### INSTRUCTIONS TO FOLLOW
Find the word "mycket" in the records below. List each line containing it.

### DATASET RECORDS

** BEGIN **

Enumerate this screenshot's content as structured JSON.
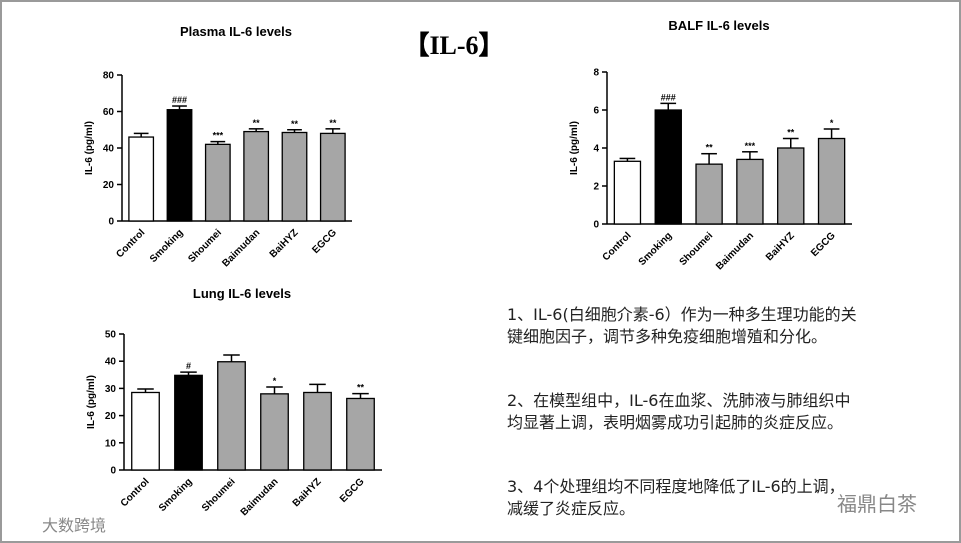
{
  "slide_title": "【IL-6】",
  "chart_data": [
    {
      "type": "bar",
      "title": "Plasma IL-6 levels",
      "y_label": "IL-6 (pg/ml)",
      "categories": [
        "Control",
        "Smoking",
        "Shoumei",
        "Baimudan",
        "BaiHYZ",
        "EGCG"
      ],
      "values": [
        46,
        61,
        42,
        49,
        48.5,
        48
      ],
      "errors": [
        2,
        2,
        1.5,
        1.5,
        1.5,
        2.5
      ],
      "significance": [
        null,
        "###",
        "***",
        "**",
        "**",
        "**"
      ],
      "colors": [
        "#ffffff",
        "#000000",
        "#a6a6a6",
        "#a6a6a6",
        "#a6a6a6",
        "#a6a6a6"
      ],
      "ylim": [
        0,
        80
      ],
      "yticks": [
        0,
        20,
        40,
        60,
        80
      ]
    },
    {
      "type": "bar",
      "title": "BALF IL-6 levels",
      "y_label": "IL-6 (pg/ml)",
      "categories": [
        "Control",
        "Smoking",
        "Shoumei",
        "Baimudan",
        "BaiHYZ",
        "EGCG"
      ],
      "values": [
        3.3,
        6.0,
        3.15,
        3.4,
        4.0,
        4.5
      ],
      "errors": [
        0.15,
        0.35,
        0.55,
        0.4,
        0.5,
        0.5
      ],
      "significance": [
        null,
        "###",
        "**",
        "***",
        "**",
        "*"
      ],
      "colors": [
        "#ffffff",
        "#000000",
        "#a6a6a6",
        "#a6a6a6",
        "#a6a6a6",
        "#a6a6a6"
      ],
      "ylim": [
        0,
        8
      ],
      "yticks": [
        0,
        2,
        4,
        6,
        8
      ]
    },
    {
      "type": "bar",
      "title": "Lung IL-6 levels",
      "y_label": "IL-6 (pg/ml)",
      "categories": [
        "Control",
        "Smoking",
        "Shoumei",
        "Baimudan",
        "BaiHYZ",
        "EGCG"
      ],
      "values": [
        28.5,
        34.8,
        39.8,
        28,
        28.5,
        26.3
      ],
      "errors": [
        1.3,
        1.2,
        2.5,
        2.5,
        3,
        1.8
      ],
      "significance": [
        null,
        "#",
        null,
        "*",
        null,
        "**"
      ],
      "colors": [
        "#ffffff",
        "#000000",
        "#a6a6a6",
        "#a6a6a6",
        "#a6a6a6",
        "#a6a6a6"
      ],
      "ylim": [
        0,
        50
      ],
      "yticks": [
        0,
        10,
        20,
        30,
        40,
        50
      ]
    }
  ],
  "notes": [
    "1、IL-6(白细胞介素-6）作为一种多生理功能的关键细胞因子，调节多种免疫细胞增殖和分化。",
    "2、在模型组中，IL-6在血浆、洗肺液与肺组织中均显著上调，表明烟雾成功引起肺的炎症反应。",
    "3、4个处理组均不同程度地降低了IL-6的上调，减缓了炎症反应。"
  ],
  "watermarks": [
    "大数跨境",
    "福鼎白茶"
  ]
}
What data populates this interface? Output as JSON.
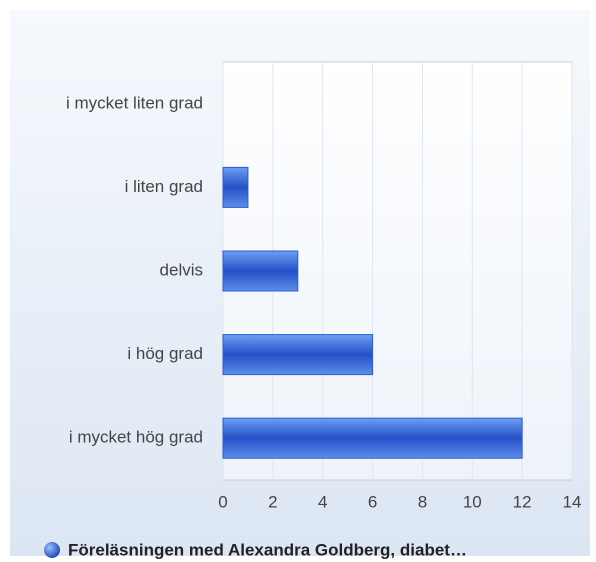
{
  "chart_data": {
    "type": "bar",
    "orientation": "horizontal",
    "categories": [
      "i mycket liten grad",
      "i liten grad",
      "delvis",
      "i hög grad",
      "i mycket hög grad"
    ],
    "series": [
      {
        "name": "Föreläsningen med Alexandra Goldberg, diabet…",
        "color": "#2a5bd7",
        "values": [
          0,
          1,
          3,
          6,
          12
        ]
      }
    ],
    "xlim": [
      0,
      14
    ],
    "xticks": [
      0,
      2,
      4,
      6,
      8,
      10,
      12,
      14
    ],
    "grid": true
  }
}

** END **

### TASK RESULT
      "i mycket liten grad",
      "i mycket hög grad"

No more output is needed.